### What is required
Would you write out the listing verbatim and skip every picture in it?
──────── Data records ────────
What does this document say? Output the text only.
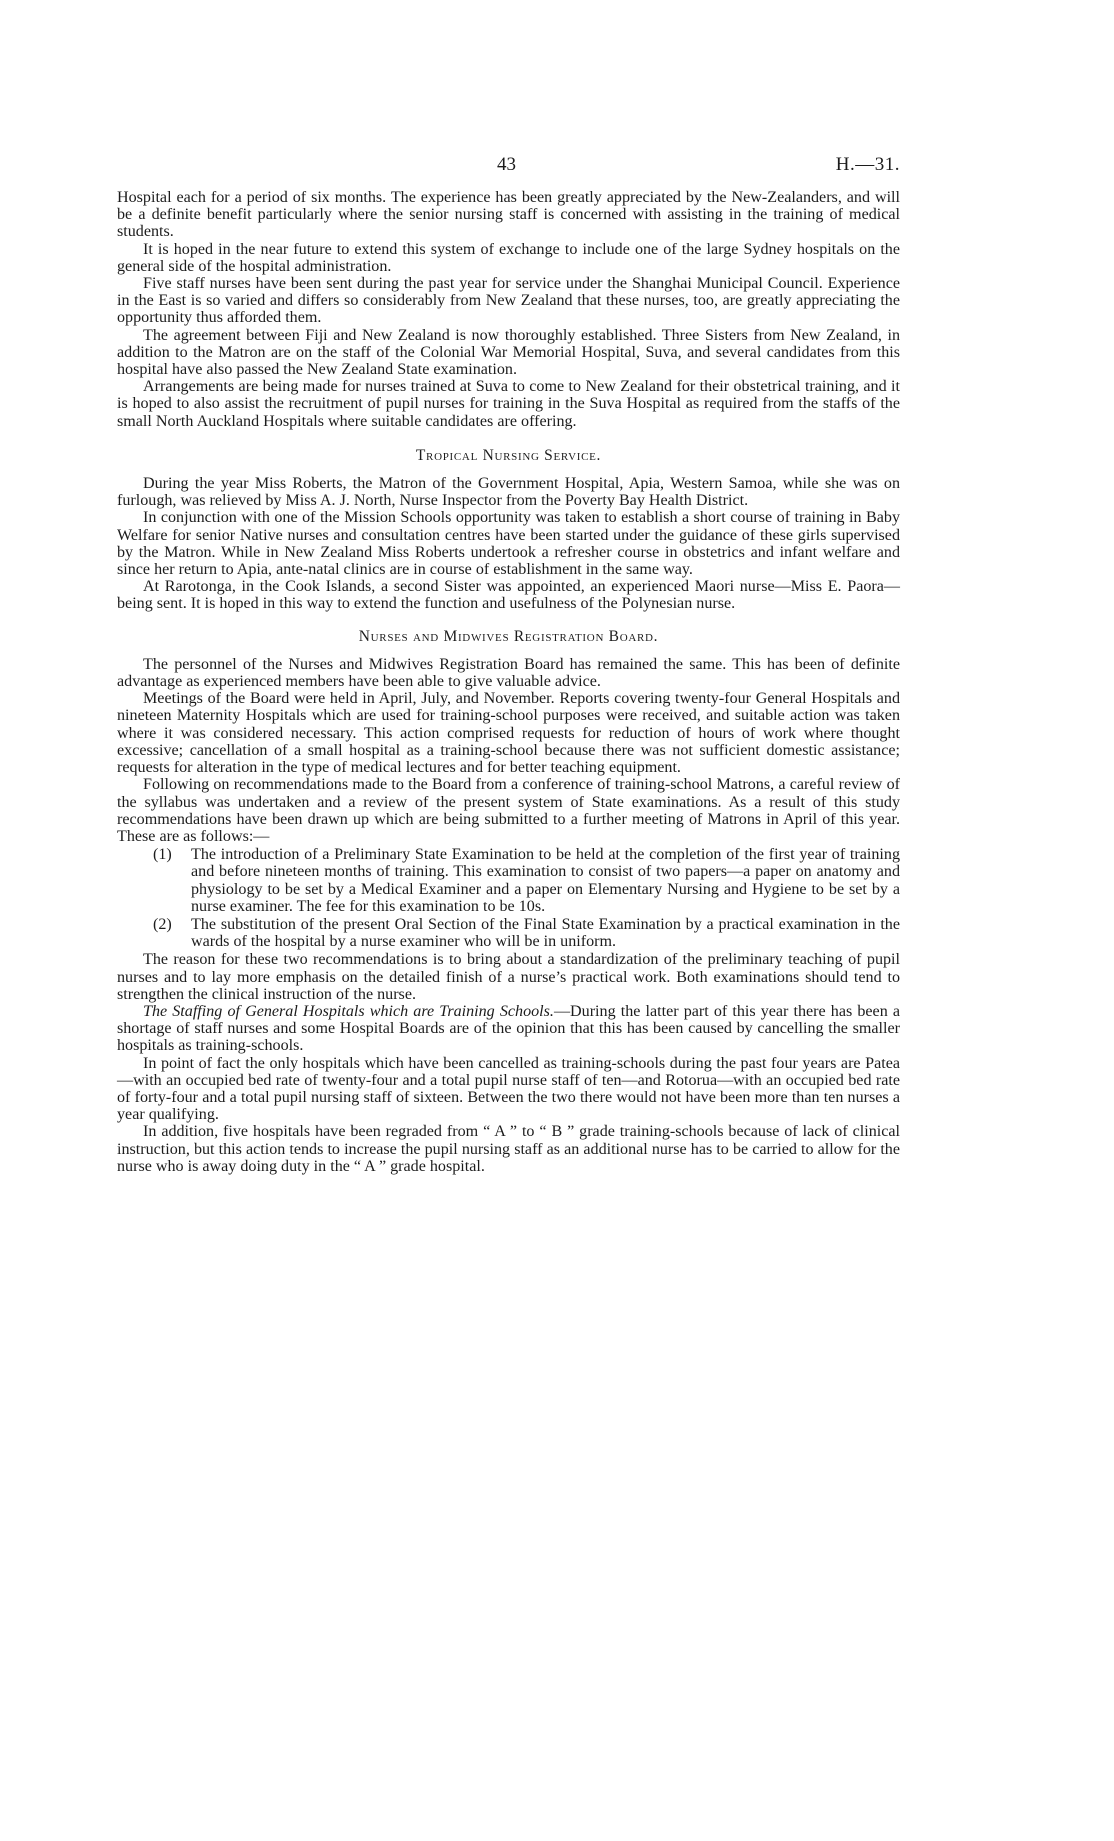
43	H.—31.

Hospital each for a period of six months. The experience has been greatly appreciated by the New-Zealanders, and will be a definite benefit particularly where the senior nursing staff is concerned with assisting in the training of medical students.

It is hoped in the near future to extend this system of exchange to include one of the large Sydney hospitals on the general side of the hospital administration.

Five staff nurses have been sent during the past year for service under the Shanghai Municipal Council. Experience in the East is so varied and differs so considerably from New Zealand that these nurses, too, are greatly appreciating the opportunity thus afforded them.

The agreement between Fiji and New Zealand is now thoroughly established. Three Sisters from New Zealand, in addition to the Matron are on the staff of the Colonial War Memorial Hospital, Suva, and several candidates from this hospital have also passed the New Zealand State examination.

Arrangements are being made for nurses trained at Suva to come to New Zealand for their obstetrical training, and it is hoped to also assist the recruitment of pupil nurses for training in the Suva Hospital as required from the staffs of the small North Auckland Hospitals where suitable candidates are offering.

Tropical Nursing Service.

During the year Miss Roberts, the Matron of the Government Hospital, Apia, Western Samoa, while she was on furlough, was relieved by Miss A. J. North, Nurse Inspector from the Poverty Bay Health District.

In conjunction with one of the Mission Schools opportunity was taken to establish a short course of training in Baby Welfare for senior Native nurses and consultation centres have been started under the guidance of these girls supervised by the Matron. While in New Zealand Miss Roberts undertook a refresher course in obstetrics and infant welfare and since her return to Apia, ante-natal clinics are in course of establishment in the same way.

At Rarotonga, in the Cook Islands, a second Sister was appointed, an experienced Maori nurse—Miss E. Paora—being sent. It is hoped in this way to extend the function and usefulness of the Polynesian nurse.

Nurses and Midwives Registration Board.

The personnel of the Nurses and Midwives Registration Board has remained the same. This has been of definite advantage as experienced members have been able to give valuable advice.

Meetings of the Board were held in April, July, and November. Reports covering twenty-four General Hospitals and nineteen Maternity Hospitals which are used for training-school purposes were received, and suitable action was taken where it was considered necessary. This action comprised requests for reduction of hours of work where thought excessive; cancellation of a small hospital as a training-school because there was not sufficient domestic assistance; requests for alteration in the type of medical lectures and for better teaching equipment.

Following on recommendations made to the Board from a conference of training-school Matrons, a careful review of the syllabus was undertaken and a review of the present system of State examinations. As a result of this study recommendations have been drawn up which are being submitted to a further meeting of Matrons in April of this year. These are as follows:—

(1)	The introduction of a Preliminary State Examination to be held at the completion of the first year of training and before nineteen months of training. This examination to consist of two papers—a paper on anatomy and physiology to be set by a Medical Examiner and a paper on Elementary Nursing and Hygiene to be set by a nurse examiner. The fee for this examination to be 10s.
(2)	The substitution of the present Oral Section of the Final State Examination by a practical examination in the wards of the hospital by a nurse examiner who will be in uniform.

The reason for these two recommendations is to bring about a standardization of the preliminary teaching of pupil nurses and to lay more emphasis on the detailed finish of a nurse’s practical work. Both examinations should tend to strengthen the clinical instruction of the nurse.

The Staffing of General Hospitals which are Training Schools.—During the latter part of this year there has been a shortage of staff nurses and some Hospital Boards are of the opinion that this has been caused by cancelling the smaller hospitals as training-schools.

In point of fact the only hospitals which have been cancelled as training-schools during the past four years are Patea—with an occupied bed rate of twenty-four and a total pupil nurse staff of ten—and Rotorua—with an occupied bed rate of forty-four and a total pupil nursing staff of sixteen. Between the two there would not have been more than ten nurses a year qualifying.

In addition, five hospitals have been regraded from “ A ” to “ B ” grade training-schools because of lack of clinical instruction, but this action tends to increase the pupil nursing staff as an additional nurse has to be carried to allow for the nurse who is away doing duty in the “ A ” grade hospital.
────────
### Task response
What does this document say? Output the text only.
43	H.—31.

Hospital each for a period of six months. The experience has been greatly appreciated by the New-Zealanders, and will be a definite benefit particularly where the senior nursing staff is concerned with assisting in the training of medical students.

It is hoped in the near future to extend this system of exchange to include one of the large Sydney hospitals on the general side of the hospital administration.

Five staff nurses have been sent during the past year for service under the Shanghai Municipal Council. Experience in the East is so varied and differs so considerably from New Zealand that these nurses, too, are greatly appreciating the opportunity thus afforded them.

The agreement between Fiji and New Zealand is now thoroughly established. Three Sisters from New Zealand, in addition to the Matron are on the staff of the Colonial War Memorial Hospital, Suva, and several candidates from this hospital have also passed the New Zealand State examination.

Arrangements are being made for nurses trained at Suva to come to New Zealand for their obstetrical training, and it is hoped to also assist the recruitment of pupil nurses for training in the Suva Hospital as required from the staffs of the small North Auckland Hospitals where suitable candidates are offering.

Tropical Nursing Service.

During the year Miss Roberts, the Matron of the Government Hospital, Apia, Western Samoa, while she was on furlough, was relieved by Miss A. J. North, Nurse Inspector from the Poverty Bay Health District.

In conjunction with one of the Mission Schools opportunity was taken to establish a short course of training in Baby Welfare for senior Native nurses and consultation centres have been started under the guidance of these girls supervised by the Matron. While in New Zealand Miss Roberts undertook a refresher course in obstetrics and infant welfare and since her return to Apia, ante-natal clinics are in course of establishment in the same way.

At Rarotonga, in the Cook Islands, a second Sister was appointed, an experienced Maori nurse—Miss E. Paora—being sent. It is hoped in this way to extend the function and usefulness of the Polynesian nurse.

Nurses and Midwives Registration Board.

The personnel of the Nurses and Midwives Registration Board has remained the same. This has been of definite advantage as experienced members have been able to give valuable advice.

Meetings of the Board were held in April, July, and November. Reports covering twenty-four General Hospitals and nineteen Maternity Hospitals which are used for training-school purposes were received, and suitable action was taken where it was considered necessary. This action comprised requests for reduction of hours of work where thought excessive; cancellation of a small hospital as a training-school because there was not sufficient domestic assistance; requests for alteration in the type of medical lectures and for better teaching equipment.

Following on recommendations made to the Board from a conference of training-school Matrons, a careful review of the syllabus was undertaken and a review of the present system of State examinations. As a result of this study recommendations have been drawn up which are being submitted to a further meeting of Matrons in April of this year. These are as follows:—

(1)	The introduction of a Preliminary State Examination to be held at the completion of the first year of training and before nineteen months of training. This examination to consist of two papers—a paper on anatomy and physiology to be set by a Medical Examiner and a paper on Elementary Nursing and Hygiene to be set by a nurse examiner. The fee for this examination to be 10s.
(2)	The substitution of the present Oral Section of the Final State Examination by a practical examination in the wards of the hospital by a nurse examiner who will be in uniform.

The reason for these two recommendations is to bring about a standardization of the preliminary teaching of pupil nurses and to lay more emphasis on the detailed finish of a nurse’s practical work. Both examinations should tend to strengthen the clinical instruction of the nurse.

The Staffing of General Hospitals which are Training Schools.—During the latter part of this year there has been a shortage of staff nurses and some Hospital Boards are of the opinion that this has been caused by cancelling the smaller hospitals as training-schools.

In point of fact the only hospitals which have been cancelled as training-schools during the past four years are Patea—with an occupied bed rate of twenty-four and a total pupil nurse staff of ten—and Rotorua—with an occupied bed rate of forty-four and a total pupil nursing staff of sixteen. Between the two there would not have been more than ten nurses a year qualifying.

In addition, five hospitals have been regraded from “ A ” to “ B ” grade training-schools because of lack of clinical instruction, but this action tends to increase the pupil nursing staff as an additional nurse has to be carried to allow for the nurse who is away doing duty in the “ A ” grade hospital.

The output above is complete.